▸ Stated goal
Do not copy the pictures; transcribe all other material exactly.

[Stored items from a collection]
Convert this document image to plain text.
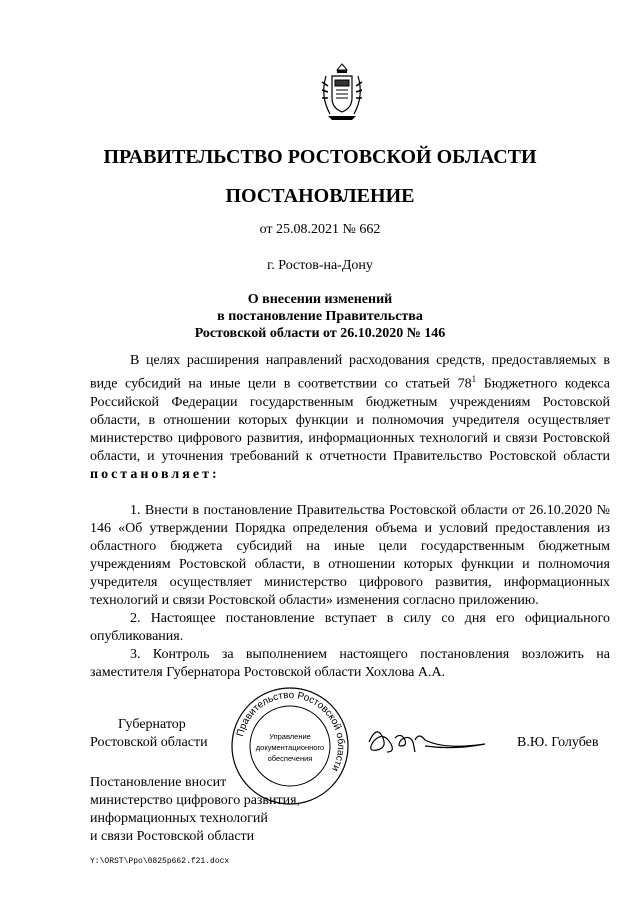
ПРАВИТЕЛЬСТВО РОСТОВСКОЙ ОБЛАСТИ
ПОСТАНОВЛЕНИЕ
от 25.08.2021 № 662
г. Ростов-на-Дону
О внесении изменений
в постановление Правительства
Ростовской области от 26.10.2020 № 146

В целях расширения направлений расходования средств, предоставляемых в виде субсидий на иные цели в соответствии со статьей $78^1$ Бюджетного кодекса Российской Федерации государственным бюджетным учреждениям Ростовской области, в отношении которых функции и полномочия учредителя осуществляет министерство цифрового развития, информационных технологий и связи Ростовской области, и уточнения требований к отчетности Правительство Ростовской области постановляет:

1. Внести в постановление Правительства Ростовской области от 26.10.2020 № 146 «Об утверждении Порядка определения объема и условий предоставления из областного бюджета субсидий на иные цели государственным бюджетным учреждениям Ростовской области, в отношении которых функции и полномочия учредителя осуществляет министерство цифрового развития, информационных технологий и связи Ростовской области» изменения согласно приложению.

2. Настоящее постановление вступает в силу со дня его официального опубликования.

3. Контроль за выполнением настоящего постановления возложить на заместителя Губернатора Ростовской области Хохлова А.А.

Губернатор
Ростовской области	В.Ю. Голубев
Правительство Ростовской области
Управление
документационного
обеспечения
Постановление вносит
министерство цифрового развития,
информационных технологий
и связи Ростовской области
Y:\ORST\Ppo\0825p662.f21.docx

▸ Final answer
Convert this document image to plain text.
ПРАВИТЕЛЬСТВО РОСТОВСКОЙ ОБЛАСТИ
ПОСТАНОВЛЕНИЕ
от 25.08.2021 № 662
г. Ростов-на-Дону
О внесении изменений
в постановление Правительства
Ростовской области от 26.10.2020 № 146

В целях расширения направлений расходования средств, предоставляемых в виде субсидий на иные цели в соответствии со статьей $78^1$ Бюджетного кодекса Российской Федерации государственным бюджетным учреждениям Ростовской области, в отношении которых функции и полномочия учредителя осуществляет министерство цифрового развития, информационных технологий и связи Ростовской области, и уточнения требований к отчетности Правительство Ростовской области постановляет:

1. Внести в постановление Правительства Ростовской области от 26.10.2020 № 146 «Об утверждении Порядка определения объема и условий предоставления из областного бюджета субсидий на иные цели государственным бюджетным учреждениям Ростовской области, в отношении которых функции и полномочия учредителя осуществляет министерство цифрового развития, информационных технологий и связи Ростовской области» изменения согласно приложению.

2. Настоящее постановление вступает в силу со дня его официального опубликования.

3. Контроль за выполнением настоящего постановления возложить на заместителя Губернатора Ростовской области Хохлова А.А.

Губернатор
Ростовской области	В.Ю. Голубев
Правительство Ростовской области
Управление
документационного
обеспечения
Постановление вносит
министерство цифрового развития,
информационных технологий
и связи Ростовской области
Y:\ORST\Ppo\0825p662.f21.docx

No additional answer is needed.